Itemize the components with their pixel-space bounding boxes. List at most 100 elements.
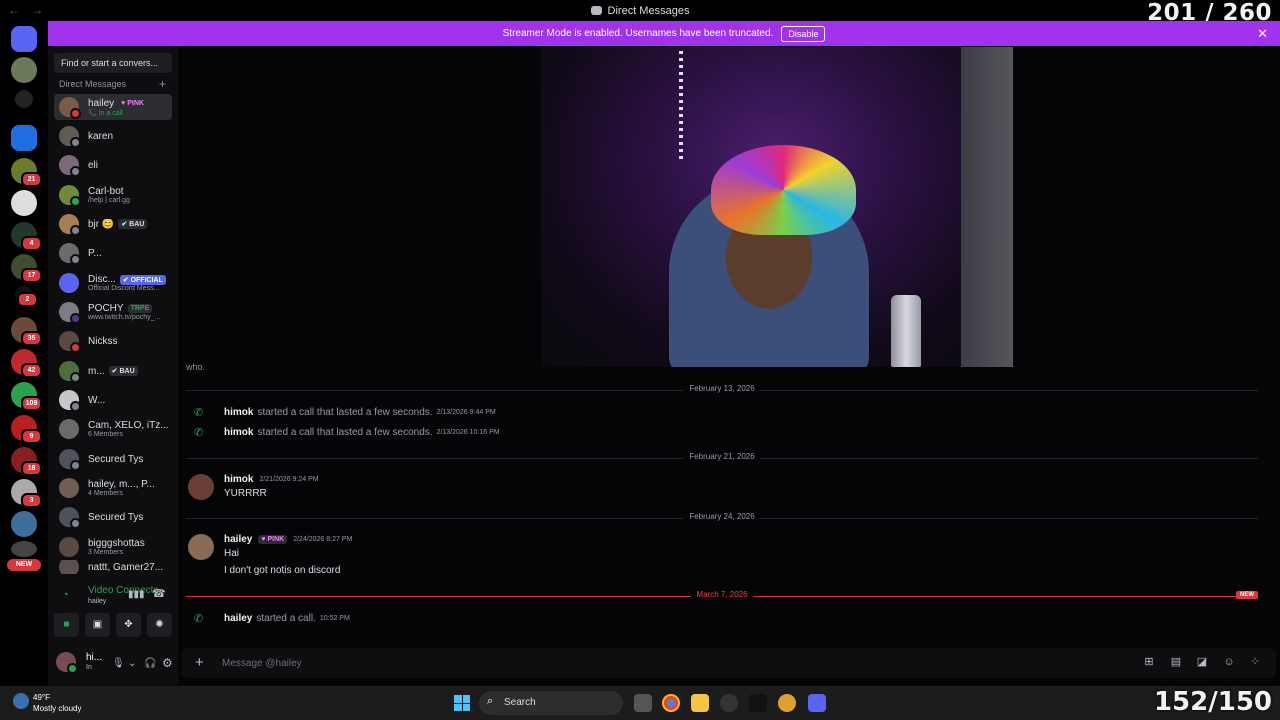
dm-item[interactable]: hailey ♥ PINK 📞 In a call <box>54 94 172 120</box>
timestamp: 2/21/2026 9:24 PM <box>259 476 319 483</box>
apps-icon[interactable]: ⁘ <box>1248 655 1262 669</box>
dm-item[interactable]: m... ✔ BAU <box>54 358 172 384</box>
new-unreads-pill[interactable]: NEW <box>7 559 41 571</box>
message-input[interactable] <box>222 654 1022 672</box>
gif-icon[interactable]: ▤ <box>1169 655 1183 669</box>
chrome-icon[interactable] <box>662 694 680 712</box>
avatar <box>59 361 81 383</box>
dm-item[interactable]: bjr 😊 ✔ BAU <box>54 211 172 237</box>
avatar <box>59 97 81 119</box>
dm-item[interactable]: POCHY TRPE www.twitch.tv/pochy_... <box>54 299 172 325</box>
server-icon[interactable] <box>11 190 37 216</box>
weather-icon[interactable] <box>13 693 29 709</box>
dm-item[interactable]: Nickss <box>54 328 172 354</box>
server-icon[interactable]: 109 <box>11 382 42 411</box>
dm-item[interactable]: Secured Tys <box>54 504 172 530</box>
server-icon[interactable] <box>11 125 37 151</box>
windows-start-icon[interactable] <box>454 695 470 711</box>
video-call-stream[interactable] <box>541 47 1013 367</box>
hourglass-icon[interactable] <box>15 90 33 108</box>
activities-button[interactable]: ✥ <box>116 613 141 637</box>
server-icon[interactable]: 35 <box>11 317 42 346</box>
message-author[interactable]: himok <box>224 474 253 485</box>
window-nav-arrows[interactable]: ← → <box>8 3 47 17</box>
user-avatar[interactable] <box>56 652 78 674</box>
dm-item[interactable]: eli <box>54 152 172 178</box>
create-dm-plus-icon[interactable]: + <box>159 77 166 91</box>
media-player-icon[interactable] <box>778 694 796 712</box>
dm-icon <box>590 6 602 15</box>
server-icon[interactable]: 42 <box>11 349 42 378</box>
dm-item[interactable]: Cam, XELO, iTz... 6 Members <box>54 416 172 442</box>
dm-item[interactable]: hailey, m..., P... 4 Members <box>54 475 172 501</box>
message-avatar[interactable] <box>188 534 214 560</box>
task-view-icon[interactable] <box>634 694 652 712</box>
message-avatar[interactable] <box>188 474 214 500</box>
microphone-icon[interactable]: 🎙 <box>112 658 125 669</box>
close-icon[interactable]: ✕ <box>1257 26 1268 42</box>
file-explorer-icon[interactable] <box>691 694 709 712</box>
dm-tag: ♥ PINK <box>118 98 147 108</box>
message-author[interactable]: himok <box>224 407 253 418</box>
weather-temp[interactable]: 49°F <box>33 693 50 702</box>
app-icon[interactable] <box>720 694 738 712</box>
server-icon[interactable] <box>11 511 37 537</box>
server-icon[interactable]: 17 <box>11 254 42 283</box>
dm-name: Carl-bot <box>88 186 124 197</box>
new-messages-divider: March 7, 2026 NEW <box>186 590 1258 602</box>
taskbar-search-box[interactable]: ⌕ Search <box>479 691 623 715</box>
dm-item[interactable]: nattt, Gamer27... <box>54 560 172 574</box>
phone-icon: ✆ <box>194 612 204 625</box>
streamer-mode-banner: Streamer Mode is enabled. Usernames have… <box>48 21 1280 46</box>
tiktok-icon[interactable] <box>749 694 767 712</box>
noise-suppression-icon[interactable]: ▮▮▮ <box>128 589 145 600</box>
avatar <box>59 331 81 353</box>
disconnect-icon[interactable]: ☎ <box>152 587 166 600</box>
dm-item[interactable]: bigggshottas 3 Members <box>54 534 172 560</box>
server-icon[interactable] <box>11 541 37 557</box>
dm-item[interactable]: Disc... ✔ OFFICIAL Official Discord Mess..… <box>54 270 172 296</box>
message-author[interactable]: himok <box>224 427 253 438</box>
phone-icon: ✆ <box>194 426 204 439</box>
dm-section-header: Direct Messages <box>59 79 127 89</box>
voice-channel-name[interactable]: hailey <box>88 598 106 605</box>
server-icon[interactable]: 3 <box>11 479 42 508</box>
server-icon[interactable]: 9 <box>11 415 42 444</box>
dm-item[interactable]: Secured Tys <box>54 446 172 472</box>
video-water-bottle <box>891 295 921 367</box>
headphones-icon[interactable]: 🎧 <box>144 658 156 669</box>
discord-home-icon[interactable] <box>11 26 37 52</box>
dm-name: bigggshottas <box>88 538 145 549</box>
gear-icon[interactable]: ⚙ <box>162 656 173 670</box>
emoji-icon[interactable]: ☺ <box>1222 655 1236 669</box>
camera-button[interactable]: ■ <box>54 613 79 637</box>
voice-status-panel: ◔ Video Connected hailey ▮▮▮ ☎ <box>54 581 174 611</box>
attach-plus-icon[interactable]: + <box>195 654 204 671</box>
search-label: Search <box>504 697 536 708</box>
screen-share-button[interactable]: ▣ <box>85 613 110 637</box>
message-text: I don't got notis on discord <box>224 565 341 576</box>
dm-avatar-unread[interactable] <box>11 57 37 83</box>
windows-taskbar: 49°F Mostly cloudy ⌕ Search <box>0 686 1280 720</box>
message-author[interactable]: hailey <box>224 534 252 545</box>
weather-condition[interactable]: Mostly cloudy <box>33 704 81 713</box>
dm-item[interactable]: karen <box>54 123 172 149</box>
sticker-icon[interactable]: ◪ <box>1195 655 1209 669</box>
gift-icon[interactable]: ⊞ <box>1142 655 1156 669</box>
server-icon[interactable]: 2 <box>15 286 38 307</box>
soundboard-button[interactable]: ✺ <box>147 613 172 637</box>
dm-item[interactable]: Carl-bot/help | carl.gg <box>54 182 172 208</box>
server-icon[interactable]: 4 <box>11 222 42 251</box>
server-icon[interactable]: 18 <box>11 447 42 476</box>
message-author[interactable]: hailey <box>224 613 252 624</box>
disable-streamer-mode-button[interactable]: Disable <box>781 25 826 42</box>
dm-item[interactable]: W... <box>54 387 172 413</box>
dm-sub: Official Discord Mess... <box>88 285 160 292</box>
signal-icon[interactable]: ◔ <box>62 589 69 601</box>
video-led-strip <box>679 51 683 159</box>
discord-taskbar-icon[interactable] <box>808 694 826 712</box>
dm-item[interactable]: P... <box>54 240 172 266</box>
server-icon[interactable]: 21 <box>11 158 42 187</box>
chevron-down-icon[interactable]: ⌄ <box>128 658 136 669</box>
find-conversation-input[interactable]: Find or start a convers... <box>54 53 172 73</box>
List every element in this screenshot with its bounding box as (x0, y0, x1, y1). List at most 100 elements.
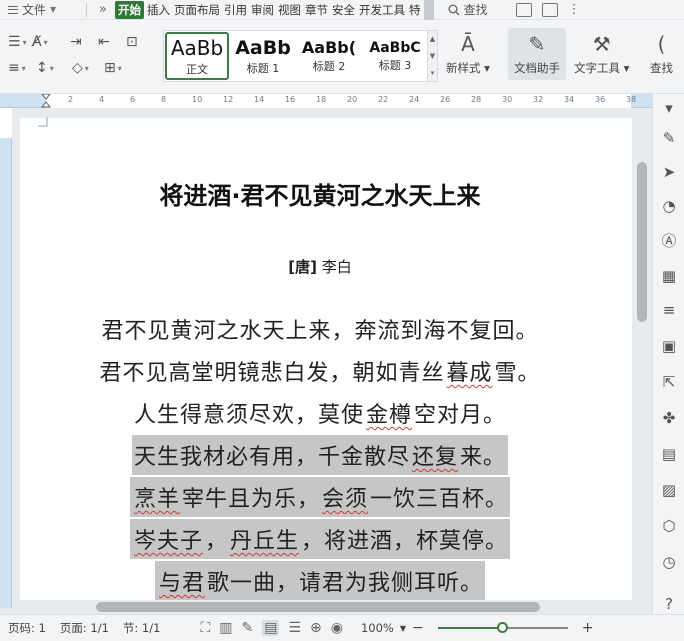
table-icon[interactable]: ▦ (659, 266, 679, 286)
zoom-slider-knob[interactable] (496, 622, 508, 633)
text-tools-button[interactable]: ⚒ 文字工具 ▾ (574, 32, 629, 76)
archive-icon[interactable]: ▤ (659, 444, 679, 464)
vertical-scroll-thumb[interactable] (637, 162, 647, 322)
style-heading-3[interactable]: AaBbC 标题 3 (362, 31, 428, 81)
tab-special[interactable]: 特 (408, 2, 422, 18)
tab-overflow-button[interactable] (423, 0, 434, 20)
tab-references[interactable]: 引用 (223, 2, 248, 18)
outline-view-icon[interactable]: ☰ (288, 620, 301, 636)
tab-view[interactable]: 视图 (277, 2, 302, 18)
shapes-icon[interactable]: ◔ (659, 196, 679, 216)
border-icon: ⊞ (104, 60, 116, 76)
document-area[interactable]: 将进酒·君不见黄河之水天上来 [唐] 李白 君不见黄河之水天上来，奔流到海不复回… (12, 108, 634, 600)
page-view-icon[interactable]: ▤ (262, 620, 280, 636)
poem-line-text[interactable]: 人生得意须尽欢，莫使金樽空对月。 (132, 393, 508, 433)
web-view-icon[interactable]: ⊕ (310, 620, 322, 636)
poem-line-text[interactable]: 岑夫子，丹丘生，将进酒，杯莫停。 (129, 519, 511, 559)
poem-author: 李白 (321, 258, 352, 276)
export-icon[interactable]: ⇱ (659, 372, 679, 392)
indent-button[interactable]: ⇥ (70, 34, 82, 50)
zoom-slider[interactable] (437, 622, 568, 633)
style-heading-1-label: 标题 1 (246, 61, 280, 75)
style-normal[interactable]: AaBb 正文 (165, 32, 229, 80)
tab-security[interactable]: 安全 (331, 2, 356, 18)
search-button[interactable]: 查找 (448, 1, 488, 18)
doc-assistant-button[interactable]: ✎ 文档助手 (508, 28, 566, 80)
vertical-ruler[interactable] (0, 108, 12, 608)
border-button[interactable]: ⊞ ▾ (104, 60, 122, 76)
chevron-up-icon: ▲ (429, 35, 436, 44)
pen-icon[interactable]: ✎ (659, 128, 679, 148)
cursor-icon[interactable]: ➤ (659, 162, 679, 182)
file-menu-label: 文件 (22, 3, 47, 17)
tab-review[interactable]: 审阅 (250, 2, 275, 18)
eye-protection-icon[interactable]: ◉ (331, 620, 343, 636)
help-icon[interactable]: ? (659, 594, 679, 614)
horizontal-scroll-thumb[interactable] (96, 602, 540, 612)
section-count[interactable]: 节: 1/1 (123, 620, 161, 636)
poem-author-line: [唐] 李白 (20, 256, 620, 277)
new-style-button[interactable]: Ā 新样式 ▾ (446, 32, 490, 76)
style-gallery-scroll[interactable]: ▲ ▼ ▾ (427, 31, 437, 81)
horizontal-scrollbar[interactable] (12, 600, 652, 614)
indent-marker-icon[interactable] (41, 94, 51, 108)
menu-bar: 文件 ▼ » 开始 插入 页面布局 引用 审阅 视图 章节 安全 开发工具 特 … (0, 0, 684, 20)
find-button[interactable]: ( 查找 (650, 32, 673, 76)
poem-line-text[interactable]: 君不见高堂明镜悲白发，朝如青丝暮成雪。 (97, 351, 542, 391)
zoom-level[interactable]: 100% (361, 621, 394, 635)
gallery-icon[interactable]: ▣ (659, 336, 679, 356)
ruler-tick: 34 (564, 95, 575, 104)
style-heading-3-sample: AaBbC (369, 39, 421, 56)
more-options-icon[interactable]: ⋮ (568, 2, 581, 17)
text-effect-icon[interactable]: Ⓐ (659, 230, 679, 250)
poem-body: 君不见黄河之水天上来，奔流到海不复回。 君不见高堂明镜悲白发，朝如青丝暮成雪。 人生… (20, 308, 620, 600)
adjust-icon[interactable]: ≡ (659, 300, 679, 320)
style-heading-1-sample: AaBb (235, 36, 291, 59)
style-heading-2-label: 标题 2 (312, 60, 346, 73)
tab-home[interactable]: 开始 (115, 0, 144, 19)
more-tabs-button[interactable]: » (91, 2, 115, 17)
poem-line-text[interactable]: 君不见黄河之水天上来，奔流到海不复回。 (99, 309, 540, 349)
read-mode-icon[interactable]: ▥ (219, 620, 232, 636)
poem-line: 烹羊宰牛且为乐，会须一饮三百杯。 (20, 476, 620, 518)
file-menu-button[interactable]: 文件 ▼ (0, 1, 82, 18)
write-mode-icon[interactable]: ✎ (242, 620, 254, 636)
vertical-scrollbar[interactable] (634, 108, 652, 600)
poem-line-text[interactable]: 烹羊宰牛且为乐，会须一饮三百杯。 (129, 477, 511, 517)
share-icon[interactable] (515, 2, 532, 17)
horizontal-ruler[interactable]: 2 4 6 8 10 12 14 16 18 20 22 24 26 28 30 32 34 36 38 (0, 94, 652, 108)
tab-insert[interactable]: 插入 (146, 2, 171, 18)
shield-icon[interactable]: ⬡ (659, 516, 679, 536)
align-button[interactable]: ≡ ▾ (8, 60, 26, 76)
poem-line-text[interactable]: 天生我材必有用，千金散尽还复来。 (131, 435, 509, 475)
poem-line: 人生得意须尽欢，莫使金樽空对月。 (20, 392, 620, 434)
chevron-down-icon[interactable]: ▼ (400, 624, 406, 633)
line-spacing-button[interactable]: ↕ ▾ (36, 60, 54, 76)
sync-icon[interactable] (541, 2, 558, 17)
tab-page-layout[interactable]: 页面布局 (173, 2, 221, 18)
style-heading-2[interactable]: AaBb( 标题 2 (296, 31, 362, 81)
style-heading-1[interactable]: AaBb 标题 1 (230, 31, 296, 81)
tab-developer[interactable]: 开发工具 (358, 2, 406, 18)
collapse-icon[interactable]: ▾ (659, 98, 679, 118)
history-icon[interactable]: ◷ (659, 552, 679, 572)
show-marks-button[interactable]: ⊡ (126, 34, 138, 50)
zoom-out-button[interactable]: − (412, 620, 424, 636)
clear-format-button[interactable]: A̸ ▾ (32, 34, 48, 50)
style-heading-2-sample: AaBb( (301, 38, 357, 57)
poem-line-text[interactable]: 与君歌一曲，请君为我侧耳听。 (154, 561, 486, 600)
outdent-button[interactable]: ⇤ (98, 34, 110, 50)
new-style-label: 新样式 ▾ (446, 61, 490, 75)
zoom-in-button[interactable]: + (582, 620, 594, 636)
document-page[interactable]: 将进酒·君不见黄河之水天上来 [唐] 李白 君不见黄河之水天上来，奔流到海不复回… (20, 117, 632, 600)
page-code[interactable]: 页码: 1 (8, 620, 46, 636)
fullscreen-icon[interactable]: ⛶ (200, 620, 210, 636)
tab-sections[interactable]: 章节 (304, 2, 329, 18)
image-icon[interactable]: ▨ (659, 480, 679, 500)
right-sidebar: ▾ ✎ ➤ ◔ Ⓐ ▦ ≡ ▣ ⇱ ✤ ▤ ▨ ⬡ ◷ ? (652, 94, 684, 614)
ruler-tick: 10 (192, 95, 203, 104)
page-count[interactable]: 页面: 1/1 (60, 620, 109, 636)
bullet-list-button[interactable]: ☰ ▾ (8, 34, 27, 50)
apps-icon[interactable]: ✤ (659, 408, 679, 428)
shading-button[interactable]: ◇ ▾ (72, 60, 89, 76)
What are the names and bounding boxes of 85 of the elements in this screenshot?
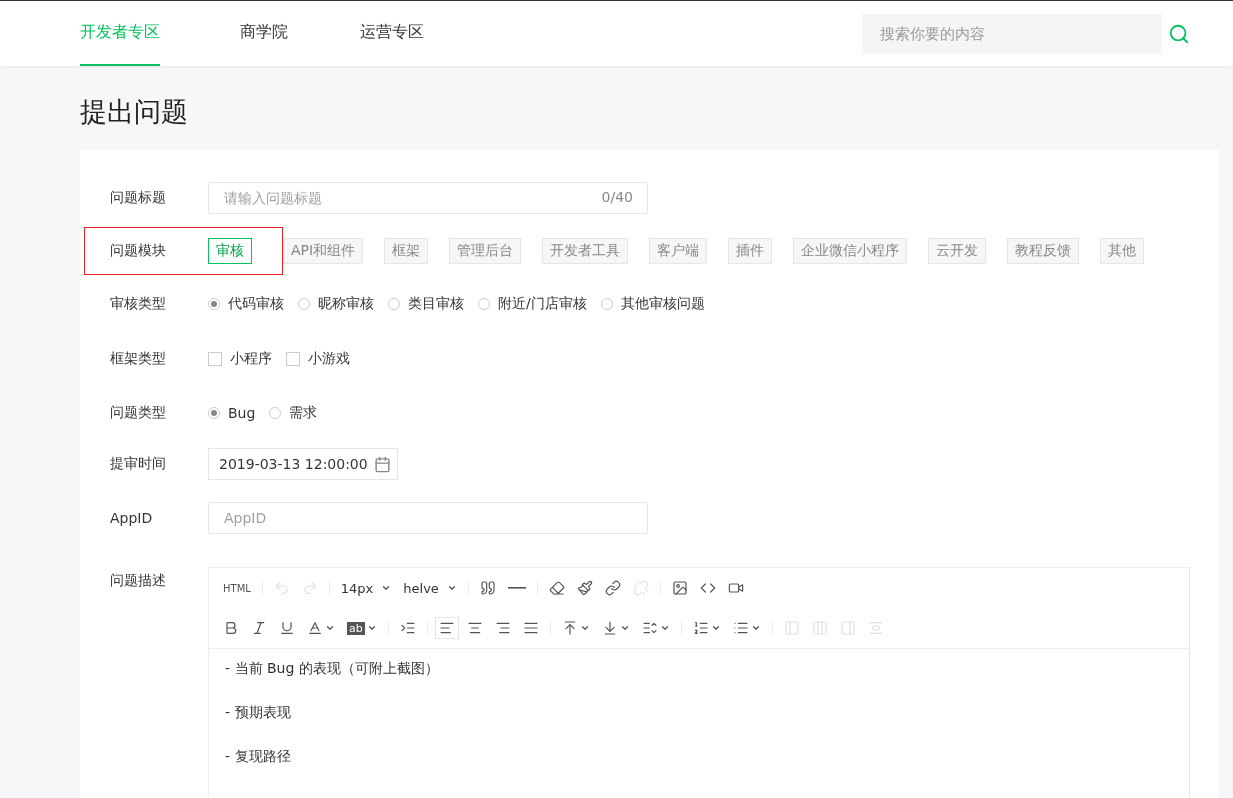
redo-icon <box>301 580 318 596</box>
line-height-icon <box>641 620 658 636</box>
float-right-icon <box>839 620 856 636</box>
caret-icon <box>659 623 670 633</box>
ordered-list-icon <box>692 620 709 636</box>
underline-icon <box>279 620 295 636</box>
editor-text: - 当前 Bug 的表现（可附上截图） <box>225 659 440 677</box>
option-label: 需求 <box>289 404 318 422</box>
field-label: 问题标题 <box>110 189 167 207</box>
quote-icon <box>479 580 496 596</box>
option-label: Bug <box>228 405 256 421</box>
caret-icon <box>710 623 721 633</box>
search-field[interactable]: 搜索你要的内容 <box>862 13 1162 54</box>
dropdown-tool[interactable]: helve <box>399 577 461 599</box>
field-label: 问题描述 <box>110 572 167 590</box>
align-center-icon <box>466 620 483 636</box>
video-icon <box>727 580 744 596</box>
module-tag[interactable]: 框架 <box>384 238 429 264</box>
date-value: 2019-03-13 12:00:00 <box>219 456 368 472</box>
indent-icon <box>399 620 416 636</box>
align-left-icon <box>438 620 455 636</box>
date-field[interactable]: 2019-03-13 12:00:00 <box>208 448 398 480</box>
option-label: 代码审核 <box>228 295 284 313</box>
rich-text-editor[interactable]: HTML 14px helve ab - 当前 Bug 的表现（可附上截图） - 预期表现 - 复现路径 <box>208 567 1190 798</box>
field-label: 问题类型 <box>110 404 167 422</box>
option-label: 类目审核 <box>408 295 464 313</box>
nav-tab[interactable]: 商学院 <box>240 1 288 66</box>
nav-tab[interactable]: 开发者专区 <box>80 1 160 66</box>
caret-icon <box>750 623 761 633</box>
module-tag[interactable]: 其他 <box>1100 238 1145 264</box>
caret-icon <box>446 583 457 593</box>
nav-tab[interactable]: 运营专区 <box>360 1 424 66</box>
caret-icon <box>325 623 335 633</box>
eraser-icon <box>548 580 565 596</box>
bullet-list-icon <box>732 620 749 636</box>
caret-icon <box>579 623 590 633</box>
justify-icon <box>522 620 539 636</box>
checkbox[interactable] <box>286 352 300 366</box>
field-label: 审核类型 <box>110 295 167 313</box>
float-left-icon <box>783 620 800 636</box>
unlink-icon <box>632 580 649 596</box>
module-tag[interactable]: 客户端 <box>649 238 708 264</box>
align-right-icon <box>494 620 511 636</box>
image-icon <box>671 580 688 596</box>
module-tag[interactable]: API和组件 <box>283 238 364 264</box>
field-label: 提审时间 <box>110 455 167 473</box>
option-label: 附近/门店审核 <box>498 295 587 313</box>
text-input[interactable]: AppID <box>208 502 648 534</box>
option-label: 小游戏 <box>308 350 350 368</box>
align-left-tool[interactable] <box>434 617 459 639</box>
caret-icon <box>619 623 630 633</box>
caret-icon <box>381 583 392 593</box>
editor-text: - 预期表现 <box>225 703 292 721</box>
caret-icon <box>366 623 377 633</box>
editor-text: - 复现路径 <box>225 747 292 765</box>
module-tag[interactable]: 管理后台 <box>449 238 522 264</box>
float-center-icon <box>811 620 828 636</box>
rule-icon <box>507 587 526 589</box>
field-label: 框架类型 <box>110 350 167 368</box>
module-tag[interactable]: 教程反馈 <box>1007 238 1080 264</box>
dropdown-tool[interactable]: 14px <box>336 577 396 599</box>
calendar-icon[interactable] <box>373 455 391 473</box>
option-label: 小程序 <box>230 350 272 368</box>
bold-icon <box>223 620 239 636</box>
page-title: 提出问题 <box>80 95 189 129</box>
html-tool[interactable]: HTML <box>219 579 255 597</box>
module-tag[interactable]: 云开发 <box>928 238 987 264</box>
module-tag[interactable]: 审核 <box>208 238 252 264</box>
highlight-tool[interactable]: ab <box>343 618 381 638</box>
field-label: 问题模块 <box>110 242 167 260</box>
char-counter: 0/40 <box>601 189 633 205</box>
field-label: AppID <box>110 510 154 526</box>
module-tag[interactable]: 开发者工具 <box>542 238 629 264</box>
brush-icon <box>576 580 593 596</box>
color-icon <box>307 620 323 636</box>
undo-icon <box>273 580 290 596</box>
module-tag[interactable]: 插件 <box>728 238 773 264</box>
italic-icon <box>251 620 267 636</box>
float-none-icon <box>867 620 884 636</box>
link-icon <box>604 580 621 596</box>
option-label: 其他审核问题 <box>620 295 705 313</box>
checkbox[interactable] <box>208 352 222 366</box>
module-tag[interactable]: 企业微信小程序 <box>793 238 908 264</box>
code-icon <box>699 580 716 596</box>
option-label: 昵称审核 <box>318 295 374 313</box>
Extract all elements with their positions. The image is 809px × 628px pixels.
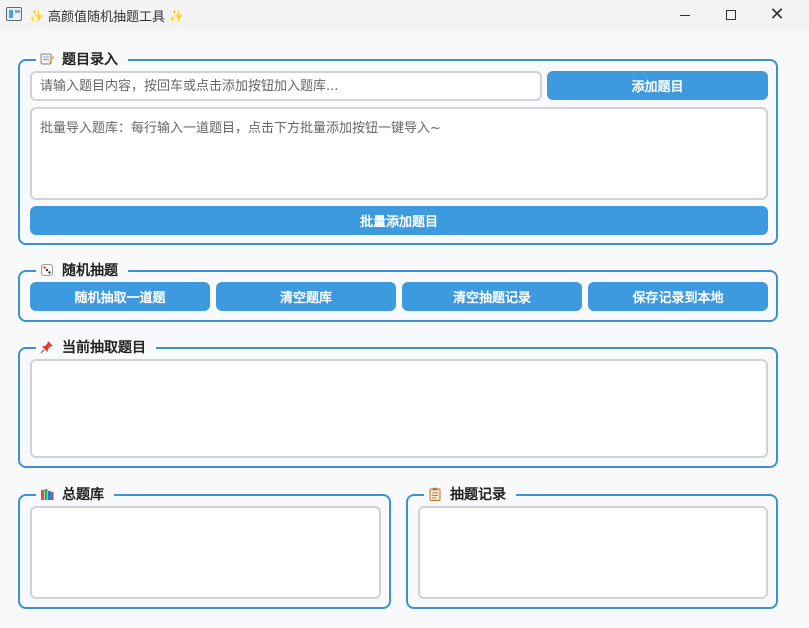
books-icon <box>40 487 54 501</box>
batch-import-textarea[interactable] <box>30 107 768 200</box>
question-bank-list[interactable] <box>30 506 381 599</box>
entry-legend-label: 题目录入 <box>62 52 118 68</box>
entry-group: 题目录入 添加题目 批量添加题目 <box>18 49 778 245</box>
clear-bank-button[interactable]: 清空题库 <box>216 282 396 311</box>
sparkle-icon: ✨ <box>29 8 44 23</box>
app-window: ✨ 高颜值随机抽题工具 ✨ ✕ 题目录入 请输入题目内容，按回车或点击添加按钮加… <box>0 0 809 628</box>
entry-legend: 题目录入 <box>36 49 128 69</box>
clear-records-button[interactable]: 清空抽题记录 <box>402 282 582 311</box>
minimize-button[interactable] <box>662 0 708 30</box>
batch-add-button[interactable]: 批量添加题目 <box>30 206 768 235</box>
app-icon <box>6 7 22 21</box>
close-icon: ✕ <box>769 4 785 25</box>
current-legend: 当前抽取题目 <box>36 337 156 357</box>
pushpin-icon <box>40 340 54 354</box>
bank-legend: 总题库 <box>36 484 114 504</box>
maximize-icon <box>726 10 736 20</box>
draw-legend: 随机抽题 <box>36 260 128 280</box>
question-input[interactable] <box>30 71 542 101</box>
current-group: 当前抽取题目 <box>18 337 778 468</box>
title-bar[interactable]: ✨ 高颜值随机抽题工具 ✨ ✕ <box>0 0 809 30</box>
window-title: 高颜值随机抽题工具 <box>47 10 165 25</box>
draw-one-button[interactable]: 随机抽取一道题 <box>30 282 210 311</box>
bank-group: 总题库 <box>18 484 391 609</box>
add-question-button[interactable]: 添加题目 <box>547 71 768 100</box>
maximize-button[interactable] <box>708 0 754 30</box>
________________________________________
Exercise:
Rewrite only the data lines starting at the one containing "redo-icon <box>301 580 318 596</box>" and ending at the one containing "field-label: 问题类型 <box>110 404 167 422</box>", swapping "field-label" for "form-label" and leaving everything else unchanged.

Correct output:
redo-icon <box>301 580 318 596</box>
line-height-icon <box>641 620 658 636</box>
float-right-icon <box>839 620 856 636</box>
caret-icon <box>659 623 670 633</box>
ordered-list-icon <box>692 620 709 636</box>
underline-icon <box>279 620 295 636</box>
editor-text: - 当前 Bug 的表现（可附上截图） <box>225 659 440 677</box>
option-label: 需求 <box>289 404 318 422</box>
form-label: 问题标题 <box>110 189 167 207</box>
quote-icon <box>479 580 496 596</box>
option-label: Bug <box>228 405 256 421</box>
caret-icon <box>710 623 721 633</box>
search-field[interactable]: 搜索你要的内容 <box>862 13 1162 54</box>
dropdown-tool[interactable]: helve <box>399 577 461 599</box>
form-label: 问题描述 <box>110 572 167 590</box>
align-center-icon <box>466 620 483 636</box>
video-icon <box>727 580 744 596</box>
module-tag[interactable]: 框架 <box>384 238 429 264</box>
date-value: 2019-03-13 12:00:00 <box>219 456 368 472</box>
indent-icon <box>399 620 416 636</box>
align-left-icon <box>438 620 455 636</box>
date-field[interactable]: 2019-03-13 12:00:00 <box>208 448 398 480</box>
option-label: 代码审核 <box>228 295 284 313</box>
rich-text-editor[interactable]: HTML 14px helve ab - 当前 Bug 的表现（可附上截图） - 预期表现 - 复现路径 <box>208 567 1190 798</box>
form-label: 问题类型 <box>110 404 167 422</box>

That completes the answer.